What is needed>
Below are some records. Copy every line in them that holds "United".

#### Data for the task

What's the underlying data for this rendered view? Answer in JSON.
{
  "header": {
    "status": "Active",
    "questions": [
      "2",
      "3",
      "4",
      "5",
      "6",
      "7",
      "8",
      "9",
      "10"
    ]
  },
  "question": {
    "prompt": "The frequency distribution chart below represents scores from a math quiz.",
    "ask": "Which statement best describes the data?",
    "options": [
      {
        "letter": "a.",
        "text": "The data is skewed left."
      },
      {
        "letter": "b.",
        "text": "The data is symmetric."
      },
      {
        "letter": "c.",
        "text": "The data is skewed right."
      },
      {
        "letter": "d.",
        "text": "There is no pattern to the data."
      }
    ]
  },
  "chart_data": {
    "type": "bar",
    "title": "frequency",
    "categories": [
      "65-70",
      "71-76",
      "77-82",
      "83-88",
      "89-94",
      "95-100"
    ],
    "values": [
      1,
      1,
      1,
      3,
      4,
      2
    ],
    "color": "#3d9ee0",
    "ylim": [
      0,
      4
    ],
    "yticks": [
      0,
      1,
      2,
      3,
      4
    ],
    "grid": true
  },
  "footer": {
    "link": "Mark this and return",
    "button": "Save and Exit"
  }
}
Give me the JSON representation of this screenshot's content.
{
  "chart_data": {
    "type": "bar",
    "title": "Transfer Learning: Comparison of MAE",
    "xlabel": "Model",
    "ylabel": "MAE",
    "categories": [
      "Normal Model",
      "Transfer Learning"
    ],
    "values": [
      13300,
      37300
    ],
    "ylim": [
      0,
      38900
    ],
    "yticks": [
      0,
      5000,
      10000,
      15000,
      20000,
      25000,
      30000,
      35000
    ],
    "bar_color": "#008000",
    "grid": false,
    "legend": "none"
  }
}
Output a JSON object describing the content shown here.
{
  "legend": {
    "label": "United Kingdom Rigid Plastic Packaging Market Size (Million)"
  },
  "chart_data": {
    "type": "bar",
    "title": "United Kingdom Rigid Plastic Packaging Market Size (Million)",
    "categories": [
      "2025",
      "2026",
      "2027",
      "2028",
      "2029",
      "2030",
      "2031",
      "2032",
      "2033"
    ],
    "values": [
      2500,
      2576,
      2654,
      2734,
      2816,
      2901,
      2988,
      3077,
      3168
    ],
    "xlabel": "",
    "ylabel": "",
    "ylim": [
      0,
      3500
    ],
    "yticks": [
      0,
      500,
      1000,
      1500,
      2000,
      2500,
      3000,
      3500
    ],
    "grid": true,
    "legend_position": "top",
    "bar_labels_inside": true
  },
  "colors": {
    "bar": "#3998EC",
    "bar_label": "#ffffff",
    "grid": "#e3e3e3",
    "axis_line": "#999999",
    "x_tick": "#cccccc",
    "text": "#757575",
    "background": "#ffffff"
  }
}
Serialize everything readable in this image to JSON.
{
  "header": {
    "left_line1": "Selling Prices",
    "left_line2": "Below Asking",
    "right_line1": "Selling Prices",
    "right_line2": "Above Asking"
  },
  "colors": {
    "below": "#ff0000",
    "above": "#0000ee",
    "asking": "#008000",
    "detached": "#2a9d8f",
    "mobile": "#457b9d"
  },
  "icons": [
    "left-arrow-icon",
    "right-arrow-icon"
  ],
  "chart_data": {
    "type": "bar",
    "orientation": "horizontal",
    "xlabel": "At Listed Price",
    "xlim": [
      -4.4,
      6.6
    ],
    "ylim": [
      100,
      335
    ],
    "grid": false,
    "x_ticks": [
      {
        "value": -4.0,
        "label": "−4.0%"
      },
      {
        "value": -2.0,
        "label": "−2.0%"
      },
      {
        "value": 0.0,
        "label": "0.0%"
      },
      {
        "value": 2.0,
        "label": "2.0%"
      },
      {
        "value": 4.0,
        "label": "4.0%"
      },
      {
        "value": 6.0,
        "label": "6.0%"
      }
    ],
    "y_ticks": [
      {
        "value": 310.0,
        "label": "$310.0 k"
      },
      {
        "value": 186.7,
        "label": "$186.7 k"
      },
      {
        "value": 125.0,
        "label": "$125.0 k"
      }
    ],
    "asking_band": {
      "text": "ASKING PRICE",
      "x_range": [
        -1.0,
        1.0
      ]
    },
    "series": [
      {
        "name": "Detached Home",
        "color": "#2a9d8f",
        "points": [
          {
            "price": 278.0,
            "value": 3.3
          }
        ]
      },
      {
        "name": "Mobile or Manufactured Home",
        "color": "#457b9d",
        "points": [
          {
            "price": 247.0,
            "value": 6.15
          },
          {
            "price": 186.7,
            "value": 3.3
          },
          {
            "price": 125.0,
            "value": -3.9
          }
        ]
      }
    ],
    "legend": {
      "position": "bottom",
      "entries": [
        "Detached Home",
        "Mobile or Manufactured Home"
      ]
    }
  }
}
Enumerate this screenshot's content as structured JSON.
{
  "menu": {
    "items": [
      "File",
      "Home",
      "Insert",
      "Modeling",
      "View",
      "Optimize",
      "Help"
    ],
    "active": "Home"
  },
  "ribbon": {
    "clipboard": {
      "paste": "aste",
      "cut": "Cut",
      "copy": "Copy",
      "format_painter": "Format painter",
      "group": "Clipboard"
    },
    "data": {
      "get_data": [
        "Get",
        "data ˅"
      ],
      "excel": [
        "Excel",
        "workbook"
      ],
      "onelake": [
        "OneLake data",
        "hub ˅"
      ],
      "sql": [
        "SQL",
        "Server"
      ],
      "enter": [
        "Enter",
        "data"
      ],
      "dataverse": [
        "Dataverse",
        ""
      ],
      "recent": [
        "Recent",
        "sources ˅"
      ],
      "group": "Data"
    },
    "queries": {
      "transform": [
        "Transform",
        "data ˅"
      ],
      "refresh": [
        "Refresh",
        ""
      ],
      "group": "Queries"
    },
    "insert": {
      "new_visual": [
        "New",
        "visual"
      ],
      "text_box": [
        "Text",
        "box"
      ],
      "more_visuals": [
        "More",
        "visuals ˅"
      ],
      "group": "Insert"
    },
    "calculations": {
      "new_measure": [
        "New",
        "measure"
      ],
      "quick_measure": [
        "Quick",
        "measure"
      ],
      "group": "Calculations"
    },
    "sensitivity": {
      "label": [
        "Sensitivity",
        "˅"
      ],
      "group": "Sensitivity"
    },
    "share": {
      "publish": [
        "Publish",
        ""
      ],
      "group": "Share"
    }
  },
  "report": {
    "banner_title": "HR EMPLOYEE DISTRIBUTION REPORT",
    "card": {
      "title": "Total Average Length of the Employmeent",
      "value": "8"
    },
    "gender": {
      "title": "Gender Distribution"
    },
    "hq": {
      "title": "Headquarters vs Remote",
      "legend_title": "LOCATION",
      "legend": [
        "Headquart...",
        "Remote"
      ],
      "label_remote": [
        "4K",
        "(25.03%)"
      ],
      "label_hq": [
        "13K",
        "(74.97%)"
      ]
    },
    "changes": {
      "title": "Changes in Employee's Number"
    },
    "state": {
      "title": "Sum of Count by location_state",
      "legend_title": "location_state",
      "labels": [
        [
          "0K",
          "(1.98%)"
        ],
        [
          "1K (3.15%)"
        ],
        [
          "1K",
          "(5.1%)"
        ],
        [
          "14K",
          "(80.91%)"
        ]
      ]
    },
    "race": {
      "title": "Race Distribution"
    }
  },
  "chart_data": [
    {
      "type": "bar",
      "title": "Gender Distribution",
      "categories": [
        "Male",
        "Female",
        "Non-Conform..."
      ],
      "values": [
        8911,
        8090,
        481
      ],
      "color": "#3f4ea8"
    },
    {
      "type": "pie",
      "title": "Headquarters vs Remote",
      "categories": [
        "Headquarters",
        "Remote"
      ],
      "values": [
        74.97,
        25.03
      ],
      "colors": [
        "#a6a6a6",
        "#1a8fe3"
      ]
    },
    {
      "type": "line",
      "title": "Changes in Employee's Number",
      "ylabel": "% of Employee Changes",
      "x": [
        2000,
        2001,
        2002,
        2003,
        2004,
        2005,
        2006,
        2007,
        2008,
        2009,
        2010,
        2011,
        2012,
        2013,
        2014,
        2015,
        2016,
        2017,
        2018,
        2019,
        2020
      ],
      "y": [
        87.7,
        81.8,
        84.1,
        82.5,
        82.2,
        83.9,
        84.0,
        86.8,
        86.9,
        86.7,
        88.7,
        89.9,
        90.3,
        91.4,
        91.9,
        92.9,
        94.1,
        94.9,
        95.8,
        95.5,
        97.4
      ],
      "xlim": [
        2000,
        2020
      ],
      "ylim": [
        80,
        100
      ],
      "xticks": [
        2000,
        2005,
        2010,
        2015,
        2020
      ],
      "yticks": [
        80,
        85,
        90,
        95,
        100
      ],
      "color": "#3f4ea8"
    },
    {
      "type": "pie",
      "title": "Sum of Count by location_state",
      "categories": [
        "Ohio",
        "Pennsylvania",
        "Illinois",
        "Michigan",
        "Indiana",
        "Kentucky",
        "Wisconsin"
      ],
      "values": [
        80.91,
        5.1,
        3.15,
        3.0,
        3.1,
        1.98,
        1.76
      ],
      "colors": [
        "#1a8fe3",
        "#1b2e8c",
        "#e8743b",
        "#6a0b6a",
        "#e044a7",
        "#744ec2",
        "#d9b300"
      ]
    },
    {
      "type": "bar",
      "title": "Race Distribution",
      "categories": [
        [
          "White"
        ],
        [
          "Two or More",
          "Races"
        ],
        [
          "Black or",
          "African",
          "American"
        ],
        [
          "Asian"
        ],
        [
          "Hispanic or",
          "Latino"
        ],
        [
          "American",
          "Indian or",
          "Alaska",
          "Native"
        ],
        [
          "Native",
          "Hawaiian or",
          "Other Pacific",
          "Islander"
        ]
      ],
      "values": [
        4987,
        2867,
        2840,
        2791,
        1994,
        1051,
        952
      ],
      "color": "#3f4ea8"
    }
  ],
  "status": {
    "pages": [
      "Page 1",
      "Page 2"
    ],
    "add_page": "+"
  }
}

########

Solved problem>
    "label": "United Kingdom Rigid Plastic Packaging Market Size (Million)"
    "title": "United Kingdom Rigid Plastic Packaging Market Size (Million)",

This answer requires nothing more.